O que fazer –
De acordo com o texto sobre o caso da trabalhadora doméstica grávida, em qual estado a senadora pediu que a Comissão de Direitos Humanos do Senado Federal realizasse uma diligência externa?

------ Texto para leitura

A senadora Eliziane Gama apresentou, nesta quarta-feira (6), uma série de requerimentos para acompanhar as investigações sobre o caso da trabalhadora doméstica grávida de 19 anos que denunciou ter sido vítima de agressões e tortura em Paço do Lumiar, na Região Metropolitana de São Luís.

Entre as medidas adotadas, a parlamentar solicitou que a Comissão de Direitos Humanos do Senado Federal realize diligência externa no Maranhão para apurar os fatos. Além disso, a senadora encaminhou ofícios ao Ministério Público, Ministério do Trabalho, Polícia Civil e Defensoria Pública, cobrando informações detalhadas sobre as providências tomadas no caso.

------------
------ Dados de origem

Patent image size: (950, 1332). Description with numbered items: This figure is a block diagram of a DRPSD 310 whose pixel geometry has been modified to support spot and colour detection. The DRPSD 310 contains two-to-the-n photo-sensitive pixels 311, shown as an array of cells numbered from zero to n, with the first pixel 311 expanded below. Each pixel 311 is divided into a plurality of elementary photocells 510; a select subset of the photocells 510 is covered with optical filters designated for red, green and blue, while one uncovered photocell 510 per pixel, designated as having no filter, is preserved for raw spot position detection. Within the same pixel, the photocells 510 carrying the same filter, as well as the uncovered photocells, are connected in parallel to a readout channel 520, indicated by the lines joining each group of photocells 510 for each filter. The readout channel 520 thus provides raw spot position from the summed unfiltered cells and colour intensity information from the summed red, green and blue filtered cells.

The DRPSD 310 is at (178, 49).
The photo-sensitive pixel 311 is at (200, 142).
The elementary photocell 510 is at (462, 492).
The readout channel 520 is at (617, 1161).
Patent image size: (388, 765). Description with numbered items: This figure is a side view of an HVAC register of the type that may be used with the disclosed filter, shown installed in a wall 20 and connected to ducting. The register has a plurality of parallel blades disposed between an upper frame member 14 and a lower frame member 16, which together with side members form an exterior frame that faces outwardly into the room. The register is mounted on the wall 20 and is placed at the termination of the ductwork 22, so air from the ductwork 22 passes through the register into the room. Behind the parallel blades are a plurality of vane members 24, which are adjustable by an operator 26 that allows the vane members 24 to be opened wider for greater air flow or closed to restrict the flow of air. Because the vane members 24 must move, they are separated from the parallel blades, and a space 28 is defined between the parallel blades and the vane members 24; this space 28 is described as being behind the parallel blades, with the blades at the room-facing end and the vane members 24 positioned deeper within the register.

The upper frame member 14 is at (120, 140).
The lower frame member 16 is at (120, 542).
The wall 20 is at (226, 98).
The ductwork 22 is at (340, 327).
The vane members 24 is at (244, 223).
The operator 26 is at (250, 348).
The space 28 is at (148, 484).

------------

Resultado da tarefa –
No Maranhão.